Make an exact copy of each entry, leaving out every picture.

(Items from a data source)
· · ·
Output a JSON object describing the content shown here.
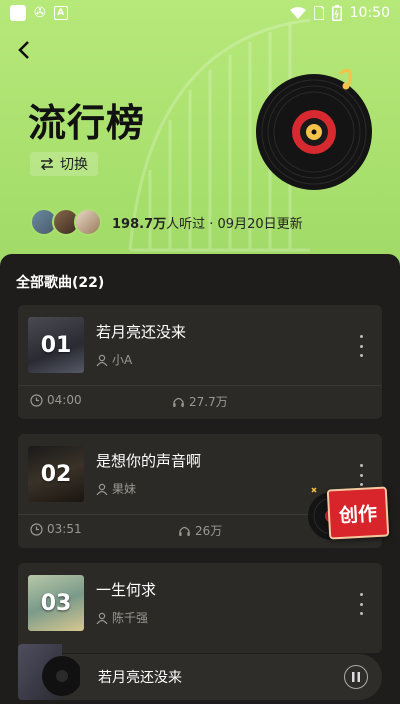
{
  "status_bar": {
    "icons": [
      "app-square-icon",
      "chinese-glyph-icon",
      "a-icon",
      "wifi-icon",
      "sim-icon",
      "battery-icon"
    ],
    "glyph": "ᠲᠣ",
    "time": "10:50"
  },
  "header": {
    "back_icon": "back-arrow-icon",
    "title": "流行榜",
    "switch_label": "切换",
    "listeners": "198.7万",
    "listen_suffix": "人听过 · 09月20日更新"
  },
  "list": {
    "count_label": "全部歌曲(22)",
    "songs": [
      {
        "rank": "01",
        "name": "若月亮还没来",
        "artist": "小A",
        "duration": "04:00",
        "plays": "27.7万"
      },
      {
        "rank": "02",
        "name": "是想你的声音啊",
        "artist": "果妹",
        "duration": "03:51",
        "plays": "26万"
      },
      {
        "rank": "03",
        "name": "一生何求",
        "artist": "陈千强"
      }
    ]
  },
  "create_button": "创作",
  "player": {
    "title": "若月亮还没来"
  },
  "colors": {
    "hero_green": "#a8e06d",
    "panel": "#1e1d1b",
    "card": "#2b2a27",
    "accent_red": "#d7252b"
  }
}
· · ·
[TASK SOLUTION]
Output a JSON object describing the content shown here.
{
  "status_bar": {
    "icons": [
      "app-square-icon",
      "chinese-glyph-icon",
      "a-icon",
      "wifi-icon",
      "sim-icon",
      "battery-icon"
    ],
    "glyph": "ᠲᠣ",
    "time": "10:50"
  },
  "header": {
    "back_icon": "back-arrow-icon",
    "title": "流行榜",
    "switch_label": "切换",
    "listeners": "198.7万",
    "listen_suffix": "人听过 · 09月20日更新"
  },
  "list": {
    "count_label": "全部歌曲(22)",
    "songs": [
      {
        "rank": "01",
        "name": "若月亮还没来",
        "artist": "小A",
        "duration": "04:00",
        "plays": "27.7万"
      },
      {
        "rank": "02",
        "name": "是想你的声音啊",
        "artist": "果妹",
        "duration": "03:51",
        "plays": "26万"
      },
      {
        "rank": "03",
        "name": "一生何求",
        "artist": "陈千强"
      }
    ]
  },
  "create_button": "创作",
  "player": {
    "title": "若月亮还没来"
  },
  "colors": {
    "hero_green": "#a8e06d",
    "panel": "#1e1d1b",
    "card": "#2b2a27",
    "accent_red": "#d7252b"
  }
}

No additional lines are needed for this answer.